*Set exercise*:
Give the count of lines that include the string "start". Add nothing to it.

*Raw data*:
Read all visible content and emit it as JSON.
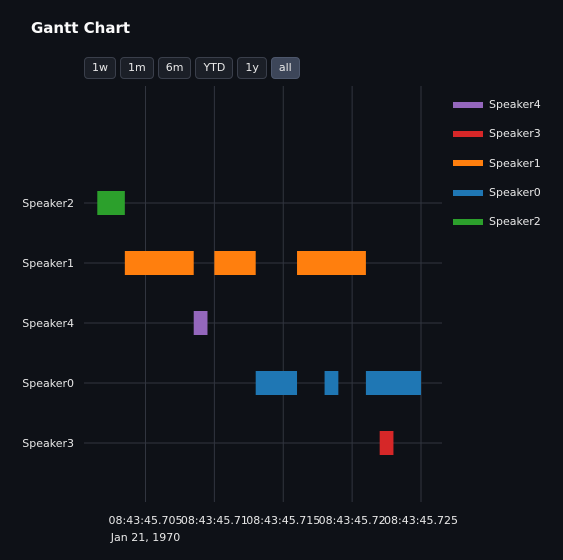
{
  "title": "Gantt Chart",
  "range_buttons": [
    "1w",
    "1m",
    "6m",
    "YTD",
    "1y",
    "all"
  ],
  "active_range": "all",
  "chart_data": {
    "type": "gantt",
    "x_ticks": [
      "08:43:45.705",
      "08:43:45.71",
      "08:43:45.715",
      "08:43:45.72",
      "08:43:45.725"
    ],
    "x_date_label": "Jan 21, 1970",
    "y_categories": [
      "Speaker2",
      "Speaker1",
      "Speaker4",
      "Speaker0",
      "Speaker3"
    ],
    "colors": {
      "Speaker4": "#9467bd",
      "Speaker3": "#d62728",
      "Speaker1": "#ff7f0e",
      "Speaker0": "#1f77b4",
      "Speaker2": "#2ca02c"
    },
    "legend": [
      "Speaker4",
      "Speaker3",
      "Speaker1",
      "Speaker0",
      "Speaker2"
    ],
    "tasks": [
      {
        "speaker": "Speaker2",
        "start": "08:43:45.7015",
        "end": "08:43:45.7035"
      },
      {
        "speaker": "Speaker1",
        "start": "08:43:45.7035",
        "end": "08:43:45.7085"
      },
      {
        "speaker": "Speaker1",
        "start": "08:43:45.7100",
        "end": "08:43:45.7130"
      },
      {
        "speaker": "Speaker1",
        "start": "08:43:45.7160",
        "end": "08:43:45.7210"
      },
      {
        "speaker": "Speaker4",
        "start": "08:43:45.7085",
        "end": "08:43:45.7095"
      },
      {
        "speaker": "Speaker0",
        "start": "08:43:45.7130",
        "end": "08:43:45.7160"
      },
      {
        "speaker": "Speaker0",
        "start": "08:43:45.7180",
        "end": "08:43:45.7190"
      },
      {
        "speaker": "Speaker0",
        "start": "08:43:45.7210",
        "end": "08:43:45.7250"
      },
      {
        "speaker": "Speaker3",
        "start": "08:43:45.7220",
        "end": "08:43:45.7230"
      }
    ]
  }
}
--
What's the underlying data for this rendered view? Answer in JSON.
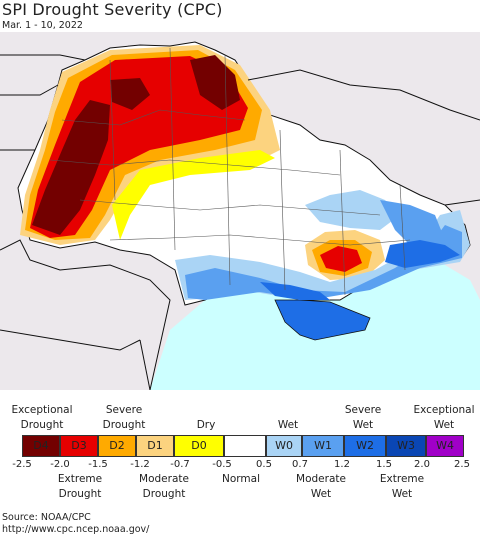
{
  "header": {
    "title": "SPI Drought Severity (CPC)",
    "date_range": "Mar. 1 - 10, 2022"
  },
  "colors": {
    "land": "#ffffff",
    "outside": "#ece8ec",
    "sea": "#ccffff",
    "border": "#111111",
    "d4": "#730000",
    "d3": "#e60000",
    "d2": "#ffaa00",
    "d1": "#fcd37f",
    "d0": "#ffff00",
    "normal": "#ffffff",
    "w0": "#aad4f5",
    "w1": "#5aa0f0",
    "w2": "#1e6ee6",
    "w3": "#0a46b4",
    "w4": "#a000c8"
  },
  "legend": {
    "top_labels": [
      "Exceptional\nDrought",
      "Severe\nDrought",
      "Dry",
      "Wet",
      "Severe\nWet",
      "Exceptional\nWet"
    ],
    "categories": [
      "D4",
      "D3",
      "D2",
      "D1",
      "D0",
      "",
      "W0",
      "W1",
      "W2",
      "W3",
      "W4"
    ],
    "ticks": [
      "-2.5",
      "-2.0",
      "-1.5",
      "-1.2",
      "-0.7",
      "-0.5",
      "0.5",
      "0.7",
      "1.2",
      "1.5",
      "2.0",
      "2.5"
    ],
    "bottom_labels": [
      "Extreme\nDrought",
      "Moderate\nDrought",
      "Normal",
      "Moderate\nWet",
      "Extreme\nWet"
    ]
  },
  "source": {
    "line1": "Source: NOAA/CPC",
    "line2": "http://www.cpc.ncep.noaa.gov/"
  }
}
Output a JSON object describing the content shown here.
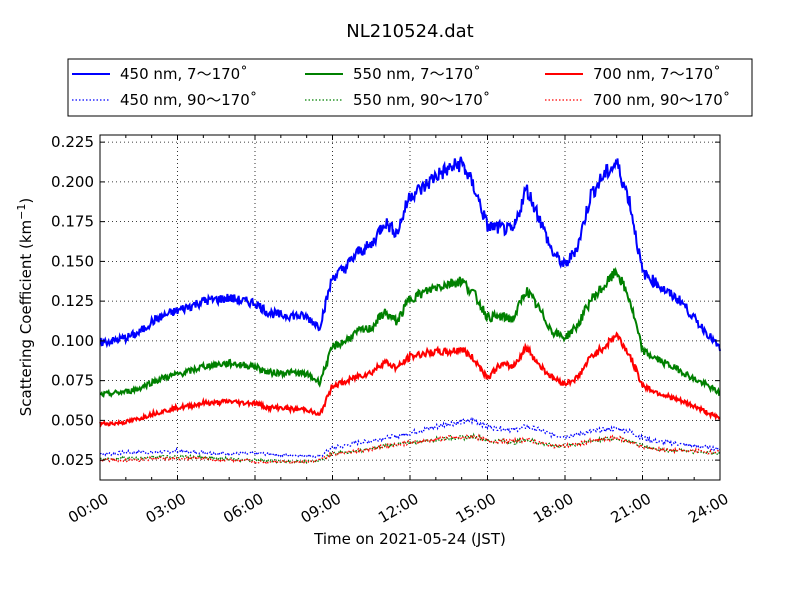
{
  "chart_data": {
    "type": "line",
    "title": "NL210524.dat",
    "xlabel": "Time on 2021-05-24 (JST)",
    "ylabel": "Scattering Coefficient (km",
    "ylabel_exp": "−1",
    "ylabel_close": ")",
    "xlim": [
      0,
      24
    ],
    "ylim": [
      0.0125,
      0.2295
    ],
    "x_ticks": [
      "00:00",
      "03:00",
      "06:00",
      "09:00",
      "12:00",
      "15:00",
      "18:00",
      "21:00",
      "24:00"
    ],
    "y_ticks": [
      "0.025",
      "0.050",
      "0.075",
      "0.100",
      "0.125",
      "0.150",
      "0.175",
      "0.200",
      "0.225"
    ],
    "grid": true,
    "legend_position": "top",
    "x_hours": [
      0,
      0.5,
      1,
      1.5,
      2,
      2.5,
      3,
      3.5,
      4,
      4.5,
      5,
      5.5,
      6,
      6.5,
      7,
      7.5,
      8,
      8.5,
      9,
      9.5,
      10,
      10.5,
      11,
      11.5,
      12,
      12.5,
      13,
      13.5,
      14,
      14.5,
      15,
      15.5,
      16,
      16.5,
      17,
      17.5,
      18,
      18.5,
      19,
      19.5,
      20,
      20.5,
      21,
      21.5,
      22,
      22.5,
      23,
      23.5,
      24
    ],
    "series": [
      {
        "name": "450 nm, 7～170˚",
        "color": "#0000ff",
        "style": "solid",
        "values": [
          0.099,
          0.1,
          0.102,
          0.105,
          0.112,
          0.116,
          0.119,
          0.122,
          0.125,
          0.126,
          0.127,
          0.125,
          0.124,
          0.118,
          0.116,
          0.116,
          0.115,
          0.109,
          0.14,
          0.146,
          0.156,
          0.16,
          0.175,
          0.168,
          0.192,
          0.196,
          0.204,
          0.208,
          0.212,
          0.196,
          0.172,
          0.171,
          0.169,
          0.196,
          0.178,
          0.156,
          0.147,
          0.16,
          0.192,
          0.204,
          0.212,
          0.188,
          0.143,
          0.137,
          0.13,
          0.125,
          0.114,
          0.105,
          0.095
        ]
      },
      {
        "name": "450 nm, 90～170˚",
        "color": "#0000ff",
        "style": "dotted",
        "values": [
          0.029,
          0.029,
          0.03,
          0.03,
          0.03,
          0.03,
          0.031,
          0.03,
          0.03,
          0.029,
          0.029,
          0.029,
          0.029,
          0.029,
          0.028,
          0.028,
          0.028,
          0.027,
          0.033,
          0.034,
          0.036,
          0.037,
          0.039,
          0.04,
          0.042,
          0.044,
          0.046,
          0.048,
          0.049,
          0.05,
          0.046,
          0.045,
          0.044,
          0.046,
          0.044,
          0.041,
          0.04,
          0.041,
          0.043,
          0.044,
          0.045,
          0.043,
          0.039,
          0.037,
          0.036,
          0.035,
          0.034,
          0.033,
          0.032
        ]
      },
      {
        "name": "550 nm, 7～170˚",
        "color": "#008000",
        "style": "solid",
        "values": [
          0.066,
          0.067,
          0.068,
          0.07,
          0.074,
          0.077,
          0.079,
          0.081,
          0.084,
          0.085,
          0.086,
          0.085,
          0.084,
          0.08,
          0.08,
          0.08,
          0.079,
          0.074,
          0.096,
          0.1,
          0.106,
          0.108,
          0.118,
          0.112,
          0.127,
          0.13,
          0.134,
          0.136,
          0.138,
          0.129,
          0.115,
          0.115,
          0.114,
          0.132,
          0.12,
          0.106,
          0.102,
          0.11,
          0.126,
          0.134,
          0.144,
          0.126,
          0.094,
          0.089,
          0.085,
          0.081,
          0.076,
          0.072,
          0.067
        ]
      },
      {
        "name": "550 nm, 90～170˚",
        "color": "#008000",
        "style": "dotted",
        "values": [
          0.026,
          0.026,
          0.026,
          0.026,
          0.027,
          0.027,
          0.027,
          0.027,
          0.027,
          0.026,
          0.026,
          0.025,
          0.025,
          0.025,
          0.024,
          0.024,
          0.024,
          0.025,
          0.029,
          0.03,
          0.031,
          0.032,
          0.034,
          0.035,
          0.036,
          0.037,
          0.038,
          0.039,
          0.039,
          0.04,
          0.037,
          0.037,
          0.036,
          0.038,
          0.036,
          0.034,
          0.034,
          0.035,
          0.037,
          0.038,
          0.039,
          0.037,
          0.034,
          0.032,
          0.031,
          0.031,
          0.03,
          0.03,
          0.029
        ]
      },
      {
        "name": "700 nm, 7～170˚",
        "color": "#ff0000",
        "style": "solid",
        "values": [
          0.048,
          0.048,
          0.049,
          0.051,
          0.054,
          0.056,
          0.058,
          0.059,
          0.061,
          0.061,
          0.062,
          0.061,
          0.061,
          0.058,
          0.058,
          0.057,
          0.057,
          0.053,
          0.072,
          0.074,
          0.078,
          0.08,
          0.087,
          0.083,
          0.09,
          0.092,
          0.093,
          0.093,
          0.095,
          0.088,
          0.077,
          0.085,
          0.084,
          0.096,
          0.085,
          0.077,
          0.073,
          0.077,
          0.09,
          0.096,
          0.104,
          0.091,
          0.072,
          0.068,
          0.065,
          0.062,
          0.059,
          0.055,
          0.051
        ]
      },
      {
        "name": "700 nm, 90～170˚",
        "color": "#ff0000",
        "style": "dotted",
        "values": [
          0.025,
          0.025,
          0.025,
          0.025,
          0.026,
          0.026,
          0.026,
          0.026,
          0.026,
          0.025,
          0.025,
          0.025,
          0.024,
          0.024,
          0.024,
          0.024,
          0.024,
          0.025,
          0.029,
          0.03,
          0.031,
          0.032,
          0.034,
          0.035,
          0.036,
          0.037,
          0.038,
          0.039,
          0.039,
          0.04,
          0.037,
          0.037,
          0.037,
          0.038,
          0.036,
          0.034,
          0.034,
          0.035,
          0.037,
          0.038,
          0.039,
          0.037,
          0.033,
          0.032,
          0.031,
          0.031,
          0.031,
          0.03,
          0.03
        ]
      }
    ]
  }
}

*Task answer*:
9